= Brief =
Look for "chevron" in the listing below. Gather each line that contains it.

Dataset items:
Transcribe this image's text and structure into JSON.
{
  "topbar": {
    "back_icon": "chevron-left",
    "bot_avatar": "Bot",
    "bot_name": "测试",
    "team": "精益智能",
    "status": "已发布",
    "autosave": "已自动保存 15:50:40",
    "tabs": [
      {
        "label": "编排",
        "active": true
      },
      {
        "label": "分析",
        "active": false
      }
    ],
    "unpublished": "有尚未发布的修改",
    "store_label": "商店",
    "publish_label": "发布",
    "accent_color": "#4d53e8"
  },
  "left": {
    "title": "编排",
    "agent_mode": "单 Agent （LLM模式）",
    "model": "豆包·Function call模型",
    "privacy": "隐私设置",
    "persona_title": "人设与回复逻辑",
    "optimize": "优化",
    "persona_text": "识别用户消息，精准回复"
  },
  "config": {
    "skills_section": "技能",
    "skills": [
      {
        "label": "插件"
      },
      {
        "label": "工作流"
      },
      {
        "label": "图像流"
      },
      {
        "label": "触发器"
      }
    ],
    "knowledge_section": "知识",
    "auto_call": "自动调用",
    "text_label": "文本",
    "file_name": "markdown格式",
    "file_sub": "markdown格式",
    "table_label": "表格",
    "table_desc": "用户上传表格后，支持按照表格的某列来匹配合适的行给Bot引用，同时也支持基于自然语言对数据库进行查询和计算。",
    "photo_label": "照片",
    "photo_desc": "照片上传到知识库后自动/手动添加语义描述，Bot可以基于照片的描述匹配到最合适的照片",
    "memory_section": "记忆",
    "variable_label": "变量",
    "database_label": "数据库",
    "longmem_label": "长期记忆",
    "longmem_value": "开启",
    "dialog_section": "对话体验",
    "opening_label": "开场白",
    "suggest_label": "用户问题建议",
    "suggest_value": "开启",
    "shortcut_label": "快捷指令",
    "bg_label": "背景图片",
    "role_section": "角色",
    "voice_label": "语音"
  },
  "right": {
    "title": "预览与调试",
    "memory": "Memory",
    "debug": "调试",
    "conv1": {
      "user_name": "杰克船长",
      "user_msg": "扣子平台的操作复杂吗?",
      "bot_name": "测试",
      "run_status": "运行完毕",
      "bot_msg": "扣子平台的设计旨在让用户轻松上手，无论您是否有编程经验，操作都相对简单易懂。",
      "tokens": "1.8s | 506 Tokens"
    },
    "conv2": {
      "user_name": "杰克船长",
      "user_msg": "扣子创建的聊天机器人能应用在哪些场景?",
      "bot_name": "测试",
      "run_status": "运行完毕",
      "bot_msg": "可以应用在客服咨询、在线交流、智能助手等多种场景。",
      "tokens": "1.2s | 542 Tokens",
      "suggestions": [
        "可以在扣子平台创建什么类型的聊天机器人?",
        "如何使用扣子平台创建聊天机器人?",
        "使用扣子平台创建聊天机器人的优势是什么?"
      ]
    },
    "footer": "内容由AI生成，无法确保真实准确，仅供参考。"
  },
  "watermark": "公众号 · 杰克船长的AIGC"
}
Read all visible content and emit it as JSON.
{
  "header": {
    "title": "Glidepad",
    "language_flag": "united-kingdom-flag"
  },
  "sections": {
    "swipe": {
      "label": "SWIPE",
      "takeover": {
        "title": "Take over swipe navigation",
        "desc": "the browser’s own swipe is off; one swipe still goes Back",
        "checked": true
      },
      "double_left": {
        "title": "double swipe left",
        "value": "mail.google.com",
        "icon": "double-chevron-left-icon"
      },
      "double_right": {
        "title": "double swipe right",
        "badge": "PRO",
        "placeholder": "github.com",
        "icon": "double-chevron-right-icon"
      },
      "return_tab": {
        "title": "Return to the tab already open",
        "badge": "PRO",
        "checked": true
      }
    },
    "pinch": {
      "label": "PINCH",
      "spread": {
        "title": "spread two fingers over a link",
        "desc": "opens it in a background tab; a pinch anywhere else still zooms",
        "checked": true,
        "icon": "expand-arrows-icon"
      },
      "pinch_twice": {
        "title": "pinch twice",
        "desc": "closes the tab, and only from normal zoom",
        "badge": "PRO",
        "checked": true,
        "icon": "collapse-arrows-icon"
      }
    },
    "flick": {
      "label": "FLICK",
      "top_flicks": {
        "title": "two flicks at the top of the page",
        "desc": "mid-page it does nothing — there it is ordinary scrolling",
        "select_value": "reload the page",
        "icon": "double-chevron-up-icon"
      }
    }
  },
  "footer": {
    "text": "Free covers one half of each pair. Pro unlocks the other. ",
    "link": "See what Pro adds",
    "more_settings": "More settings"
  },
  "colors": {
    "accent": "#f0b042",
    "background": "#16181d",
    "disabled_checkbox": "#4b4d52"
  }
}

= Solution to this problem =
    "back_icon": "chevron-left",
        "icon": "double-chevron-left-icon"
        "icon": "double-chevron-right-icon"
        "icon": "double-chevron-up-icon"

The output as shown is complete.